QUELLE:
________________________

# Rittal Schlüssel



## SPS-freak1 (17 Oktober 2014)

Guten abend, 

 Ich hoffe mir kann hier vielleicht jemand weiter helfen. Ich habe hier eine Rittal Quick Bock  von der mir leider der Schlüssel abhanden gekommen ist. Ich habe nun etwas recherchiert und herausgefunden,  dass ich die Schließung  12321 benötige. Leider ist die von Rittal seit August nicht mehr lieferbar.

Kann man hierbei vielleicht von euch jemand weiter helfen?

Vielen Dank


----------



## Dr.MirakulixX (18 Oktober 2014)

Gerade mal geschaut. Sieht hier auch nicht gut aus  zwar einige Schlüssel aber nicht der 12321. sorry. Ist das privat ? Eine Schließung ?


----------



## SPS-freak1 (18 Oktober 2014)

Ja privat. Würde das schloss ja aufbrechen, aber der hat drei davon  [emoji17]


----------



## Dr.MirakulixX (18 Oktober 2014)

________________________

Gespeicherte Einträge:
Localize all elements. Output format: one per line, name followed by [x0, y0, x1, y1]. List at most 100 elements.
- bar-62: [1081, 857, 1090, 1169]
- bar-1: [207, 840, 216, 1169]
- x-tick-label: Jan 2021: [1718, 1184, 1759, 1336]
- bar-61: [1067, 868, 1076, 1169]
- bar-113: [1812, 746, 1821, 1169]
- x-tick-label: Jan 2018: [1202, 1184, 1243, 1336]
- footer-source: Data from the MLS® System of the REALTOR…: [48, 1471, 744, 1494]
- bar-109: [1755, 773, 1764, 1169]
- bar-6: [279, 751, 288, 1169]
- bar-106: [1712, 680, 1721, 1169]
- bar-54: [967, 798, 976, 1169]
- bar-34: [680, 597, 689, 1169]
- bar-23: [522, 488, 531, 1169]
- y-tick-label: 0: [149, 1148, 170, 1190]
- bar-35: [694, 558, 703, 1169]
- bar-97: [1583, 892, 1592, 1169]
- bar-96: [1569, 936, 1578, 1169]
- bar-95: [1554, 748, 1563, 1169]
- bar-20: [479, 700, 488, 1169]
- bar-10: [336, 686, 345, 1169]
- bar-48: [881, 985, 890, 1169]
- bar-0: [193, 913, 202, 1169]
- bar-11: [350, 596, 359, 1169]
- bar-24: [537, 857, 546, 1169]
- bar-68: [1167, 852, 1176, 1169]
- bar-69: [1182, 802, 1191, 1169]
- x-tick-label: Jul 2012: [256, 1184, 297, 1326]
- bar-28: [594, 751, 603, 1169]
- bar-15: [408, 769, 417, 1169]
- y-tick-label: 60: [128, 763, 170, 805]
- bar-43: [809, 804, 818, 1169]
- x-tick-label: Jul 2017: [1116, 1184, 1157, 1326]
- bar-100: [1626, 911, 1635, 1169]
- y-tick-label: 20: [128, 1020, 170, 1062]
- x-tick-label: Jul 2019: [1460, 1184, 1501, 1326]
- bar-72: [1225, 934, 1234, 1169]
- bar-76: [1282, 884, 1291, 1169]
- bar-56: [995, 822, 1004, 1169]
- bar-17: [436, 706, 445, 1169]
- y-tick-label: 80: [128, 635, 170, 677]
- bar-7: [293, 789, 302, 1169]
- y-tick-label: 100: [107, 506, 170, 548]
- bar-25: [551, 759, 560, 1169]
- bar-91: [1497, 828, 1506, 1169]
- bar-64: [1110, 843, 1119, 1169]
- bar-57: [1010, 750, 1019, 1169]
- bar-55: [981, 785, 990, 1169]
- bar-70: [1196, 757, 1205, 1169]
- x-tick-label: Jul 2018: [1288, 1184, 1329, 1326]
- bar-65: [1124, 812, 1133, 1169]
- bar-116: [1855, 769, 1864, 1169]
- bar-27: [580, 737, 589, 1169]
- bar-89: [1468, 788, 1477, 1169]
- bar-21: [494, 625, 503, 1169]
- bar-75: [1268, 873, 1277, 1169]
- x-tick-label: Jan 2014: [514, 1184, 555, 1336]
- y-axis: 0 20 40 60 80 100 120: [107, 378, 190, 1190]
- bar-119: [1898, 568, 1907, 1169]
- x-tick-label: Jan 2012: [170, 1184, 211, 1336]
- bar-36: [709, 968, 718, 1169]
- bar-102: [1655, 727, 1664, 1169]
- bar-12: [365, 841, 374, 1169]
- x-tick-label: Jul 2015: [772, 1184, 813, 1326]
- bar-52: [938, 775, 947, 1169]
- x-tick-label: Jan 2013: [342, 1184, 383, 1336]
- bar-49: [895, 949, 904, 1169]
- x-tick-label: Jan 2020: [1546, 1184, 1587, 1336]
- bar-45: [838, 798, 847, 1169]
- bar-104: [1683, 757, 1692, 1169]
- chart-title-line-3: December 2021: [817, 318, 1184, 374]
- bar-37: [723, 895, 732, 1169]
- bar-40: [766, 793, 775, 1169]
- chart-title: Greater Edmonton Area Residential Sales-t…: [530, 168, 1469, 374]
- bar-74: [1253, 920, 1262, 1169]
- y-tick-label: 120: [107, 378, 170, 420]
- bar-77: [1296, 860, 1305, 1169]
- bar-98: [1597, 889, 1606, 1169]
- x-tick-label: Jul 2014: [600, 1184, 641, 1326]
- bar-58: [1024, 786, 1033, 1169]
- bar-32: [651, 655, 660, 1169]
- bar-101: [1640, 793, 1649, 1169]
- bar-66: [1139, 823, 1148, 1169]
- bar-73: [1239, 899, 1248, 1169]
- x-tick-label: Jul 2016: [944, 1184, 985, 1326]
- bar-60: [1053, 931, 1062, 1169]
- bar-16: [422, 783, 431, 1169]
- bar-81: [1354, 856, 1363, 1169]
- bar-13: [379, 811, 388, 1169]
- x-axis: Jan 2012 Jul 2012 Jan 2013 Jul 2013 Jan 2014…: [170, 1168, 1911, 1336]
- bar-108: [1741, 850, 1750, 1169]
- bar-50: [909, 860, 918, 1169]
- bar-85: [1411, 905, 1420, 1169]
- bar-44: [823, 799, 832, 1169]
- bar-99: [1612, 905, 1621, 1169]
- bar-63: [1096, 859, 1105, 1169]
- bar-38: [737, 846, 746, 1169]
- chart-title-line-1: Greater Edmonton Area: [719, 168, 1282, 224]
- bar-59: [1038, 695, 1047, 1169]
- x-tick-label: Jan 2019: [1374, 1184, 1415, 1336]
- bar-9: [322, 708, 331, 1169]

________________________

ZIEL:
Wiederhole aus dem Thread zum Rittal-Schlüssel wörtlich den Abschnitt zwischen „## SPS-freak1 (17“ und „nicht mehr lieferbar.“, beide eingeschlossen.

MUSTERLÖSUNG:
## SPS-freak1 (17 Oktober 2014)

Guten abend, 

 Ich hoffe mir kann hier vielleicht jemand weiter helfen. Ich habe hier eine Rittal Quick Bock  von der mir leider der Schlüssel abhanden gekommen ist. Ich habe nun etwas recherchiert und herausgefunden,  dass ich die Schließung  12321 benötige. Leider ist die von Rittal seit August nicht mehr lieferbar.